- **What the task requires**
The answer must consist of each line of the records below that contains the string "computers".

- **Dataset records**
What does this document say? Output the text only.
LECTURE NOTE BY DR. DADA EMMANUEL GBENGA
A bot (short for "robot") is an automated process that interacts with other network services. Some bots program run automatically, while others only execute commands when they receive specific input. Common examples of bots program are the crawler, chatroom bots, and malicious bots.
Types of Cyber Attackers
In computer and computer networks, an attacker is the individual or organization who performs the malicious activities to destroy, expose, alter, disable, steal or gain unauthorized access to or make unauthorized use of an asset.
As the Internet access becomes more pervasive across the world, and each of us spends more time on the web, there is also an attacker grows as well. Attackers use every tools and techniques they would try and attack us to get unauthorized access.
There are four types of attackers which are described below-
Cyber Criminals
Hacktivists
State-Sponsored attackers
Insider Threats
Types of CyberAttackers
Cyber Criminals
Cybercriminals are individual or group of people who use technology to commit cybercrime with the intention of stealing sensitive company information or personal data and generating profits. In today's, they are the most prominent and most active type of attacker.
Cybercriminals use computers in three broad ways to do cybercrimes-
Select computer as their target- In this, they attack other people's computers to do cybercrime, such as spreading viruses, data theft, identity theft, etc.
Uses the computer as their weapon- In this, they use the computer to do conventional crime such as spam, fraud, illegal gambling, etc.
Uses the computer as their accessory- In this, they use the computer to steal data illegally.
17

- **Exercise result**
Cybercriminals use computers in three broad ways to do cybercrimes-
Select computer as their target- In this, they attack other people's computers to do cybercrime, such as spreading viruses, data theft, identity theft, etc.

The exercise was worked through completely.